The exercise: Wherever a line holds the string "this", copy that line.

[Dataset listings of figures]
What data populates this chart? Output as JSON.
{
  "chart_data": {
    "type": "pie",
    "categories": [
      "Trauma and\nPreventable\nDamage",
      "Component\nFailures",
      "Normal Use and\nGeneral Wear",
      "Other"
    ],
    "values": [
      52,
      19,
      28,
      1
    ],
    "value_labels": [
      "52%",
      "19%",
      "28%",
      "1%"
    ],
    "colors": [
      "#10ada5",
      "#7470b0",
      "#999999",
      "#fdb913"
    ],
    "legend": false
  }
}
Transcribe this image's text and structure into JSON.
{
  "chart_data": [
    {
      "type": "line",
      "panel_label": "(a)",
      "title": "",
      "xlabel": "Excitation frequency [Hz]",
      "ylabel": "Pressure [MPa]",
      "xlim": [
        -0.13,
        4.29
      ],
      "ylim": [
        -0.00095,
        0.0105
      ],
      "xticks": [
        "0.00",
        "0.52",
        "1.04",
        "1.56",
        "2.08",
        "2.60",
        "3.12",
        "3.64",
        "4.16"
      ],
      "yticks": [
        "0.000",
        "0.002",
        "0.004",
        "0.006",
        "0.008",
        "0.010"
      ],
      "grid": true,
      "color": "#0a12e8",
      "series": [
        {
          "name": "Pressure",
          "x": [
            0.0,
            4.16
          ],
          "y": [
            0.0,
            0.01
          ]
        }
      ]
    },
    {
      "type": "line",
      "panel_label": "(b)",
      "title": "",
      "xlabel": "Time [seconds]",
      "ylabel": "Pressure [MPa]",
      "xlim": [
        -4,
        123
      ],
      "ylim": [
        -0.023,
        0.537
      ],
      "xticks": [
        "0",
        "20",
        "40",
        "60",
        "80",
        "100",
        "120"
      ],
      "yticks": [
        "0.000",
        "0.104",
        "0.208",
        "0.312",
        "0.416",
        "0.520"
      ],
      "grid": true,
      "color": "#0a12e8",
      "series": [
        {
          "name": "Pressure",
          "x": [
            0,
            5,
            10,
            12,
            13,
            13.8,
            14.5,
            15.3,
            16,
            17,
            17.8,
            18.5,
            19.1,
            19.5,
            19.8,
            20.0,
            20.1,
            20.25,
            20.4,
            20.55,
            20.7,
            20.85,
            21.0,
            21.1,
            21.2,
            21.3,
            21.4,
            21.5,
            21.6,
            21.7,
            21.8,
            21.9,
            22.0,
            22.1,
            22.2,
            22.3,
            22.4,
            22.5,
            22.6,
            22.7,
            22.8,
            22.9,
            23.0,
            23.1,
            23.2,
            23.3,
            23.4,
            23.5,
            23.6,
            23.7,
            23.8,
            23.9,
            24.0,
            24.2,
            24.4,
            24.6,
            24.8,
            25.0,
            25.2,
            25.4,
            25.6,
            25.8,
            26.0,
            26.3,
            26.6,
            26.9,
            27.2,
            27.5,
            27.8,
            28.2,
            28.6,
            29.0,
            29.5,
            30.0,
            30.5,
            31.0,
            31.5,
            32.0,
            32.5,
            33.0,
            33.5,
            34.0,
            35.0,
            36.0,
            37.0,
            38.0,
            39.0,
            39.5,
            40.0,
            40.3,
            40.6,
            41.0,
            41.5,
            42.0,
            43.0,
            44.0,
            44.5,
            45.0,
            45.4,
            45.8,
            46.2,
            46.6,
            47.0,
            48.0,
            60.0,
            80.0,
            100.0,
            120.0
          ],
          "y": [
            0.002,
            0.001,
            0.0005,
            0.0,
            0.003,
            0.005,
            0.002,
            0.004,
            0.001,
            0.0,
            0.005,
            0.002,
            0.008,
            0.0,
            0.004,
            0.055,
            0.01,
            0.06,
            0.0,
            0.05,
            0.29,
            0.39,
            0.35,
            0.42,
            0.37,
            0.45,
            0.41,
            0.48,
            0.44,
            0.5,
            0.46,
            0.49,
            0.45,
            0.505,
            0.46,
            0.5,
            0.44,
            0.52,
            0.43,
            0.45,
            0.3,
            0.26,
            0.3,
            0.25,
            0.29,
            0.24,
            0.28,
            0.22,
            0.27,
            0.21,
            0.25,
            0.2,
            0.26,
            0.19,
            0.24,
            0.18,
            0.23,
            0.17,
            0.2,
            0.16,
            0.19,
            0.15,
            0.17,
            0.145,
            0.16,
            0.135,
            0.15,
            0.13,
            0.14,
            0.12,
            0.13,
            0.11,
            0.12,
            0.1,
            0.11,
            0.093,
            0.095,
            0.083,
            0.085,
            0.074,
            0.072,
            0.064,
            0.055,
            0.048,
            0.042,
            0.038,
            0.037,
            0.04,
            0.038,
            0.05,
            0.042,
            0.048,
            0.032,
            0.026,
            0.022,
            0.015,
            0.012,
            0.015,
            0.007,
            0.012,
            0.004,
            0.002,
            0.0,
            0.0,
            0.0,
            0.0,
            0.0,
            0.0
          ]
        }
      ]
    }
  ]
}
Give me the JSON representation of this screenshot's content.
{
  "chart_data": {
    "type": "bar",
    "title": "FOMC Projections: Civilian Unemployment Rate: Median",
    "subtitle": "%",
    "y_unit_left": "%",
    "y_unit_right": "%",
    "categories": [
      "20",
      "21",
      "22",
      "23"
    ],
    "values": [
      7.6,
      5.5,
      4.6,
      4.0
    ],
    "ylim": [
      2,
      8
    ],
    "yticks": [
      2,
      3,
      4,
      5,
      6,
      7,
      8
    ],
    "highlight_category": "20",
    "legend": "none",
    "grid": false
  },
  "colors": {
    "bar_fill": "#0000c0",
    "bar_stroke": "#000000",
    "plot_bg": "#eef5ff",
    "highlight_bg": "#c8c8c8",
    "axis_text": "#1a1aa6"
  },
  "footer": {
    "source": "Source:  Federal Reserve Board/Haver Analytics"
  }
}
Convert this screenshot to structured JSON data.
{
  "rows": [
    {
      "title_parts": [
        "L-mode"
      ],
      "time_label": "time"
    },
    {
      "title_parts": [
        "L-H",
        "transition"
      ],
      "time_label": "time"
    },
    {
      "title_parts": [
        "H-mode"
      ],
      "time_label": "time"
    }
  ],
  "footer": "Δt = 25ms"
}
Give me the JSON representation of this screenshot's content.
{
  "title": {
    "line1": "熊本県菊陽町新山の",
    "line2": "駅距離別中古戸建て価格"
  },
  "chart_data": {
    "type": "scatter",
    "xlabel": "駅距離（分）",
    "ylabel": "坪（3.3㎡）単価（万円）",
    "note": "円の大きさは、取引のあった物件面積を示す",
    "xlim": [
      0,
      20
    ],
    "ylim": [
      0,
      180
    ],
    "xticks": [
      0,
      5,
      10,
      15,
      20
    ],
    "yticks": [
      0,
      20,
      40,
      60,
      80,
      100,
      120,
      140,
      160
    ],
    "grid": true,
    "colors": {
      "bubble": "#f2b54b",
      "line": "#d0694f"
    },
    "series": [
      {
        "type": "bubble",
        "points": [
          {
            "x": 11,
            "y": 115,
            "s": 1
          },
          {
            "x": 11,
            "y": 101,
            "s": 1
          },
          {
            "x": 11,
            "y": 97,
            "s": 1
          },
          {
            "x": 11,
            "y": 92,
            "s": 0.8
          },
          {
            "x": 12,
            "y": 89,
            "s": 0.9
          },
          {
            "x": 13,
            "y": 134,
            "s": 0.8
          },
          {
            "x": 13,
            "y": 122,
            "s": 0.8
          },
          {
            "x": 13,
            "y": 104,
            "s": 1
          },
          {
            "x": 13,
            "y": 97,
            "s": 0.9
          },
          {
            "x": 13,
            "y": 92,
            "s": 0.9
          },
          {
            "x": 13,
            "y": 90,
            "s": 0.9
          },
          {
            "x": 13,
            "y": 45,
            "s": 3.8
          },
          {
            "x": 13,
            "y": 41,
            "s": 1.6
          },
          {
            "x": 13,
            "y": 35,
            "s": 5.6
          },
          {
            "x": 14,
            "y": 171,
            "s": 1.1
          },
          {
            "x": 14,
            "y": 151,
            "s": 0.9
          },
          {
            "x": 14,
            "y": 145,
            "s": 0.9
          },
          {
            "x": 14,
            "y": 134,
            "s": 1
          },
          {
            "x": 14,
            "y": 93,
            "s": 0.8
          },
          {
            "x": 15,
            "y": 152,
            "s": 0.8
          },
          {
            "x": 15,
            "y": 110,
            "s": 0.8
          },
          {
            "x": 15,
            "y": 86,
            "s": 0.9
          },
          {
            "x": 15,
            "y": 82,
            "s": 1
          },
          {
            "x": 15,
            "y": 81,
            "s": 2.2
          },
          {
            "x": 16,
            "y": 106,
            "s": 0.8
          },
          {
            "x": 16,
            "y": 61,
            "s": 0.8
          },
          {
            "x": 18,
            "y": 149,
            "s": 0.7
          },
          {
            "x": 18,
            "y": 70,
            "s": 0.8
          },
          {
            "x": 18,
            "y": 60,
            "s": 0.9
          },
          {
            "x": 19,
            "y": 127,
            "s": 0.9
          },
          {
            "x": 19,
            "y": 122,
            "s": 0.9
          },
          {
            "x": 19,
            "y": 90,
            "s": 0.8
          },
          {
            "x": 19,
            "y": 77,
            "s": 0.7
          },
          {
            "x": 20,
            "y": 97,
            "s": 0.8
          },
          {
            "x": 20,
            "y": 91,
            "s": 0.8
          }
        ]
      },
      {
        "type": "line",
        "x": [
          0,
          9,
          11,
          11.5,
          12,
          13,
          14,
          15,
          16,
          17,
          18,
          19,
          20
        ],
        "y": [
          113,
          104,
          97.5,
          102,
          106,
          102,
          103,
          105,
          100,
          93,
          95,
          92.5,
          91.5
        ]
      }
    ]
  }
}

Task answer:
What data populates this chart? Output as JSON.
Transcribe this image's text and structure into JSON.
Give me the JSON representation of this screenshot's content.
Convert this screenshot to structured JSON data.
Give me the JSON representation of this screenshot's content.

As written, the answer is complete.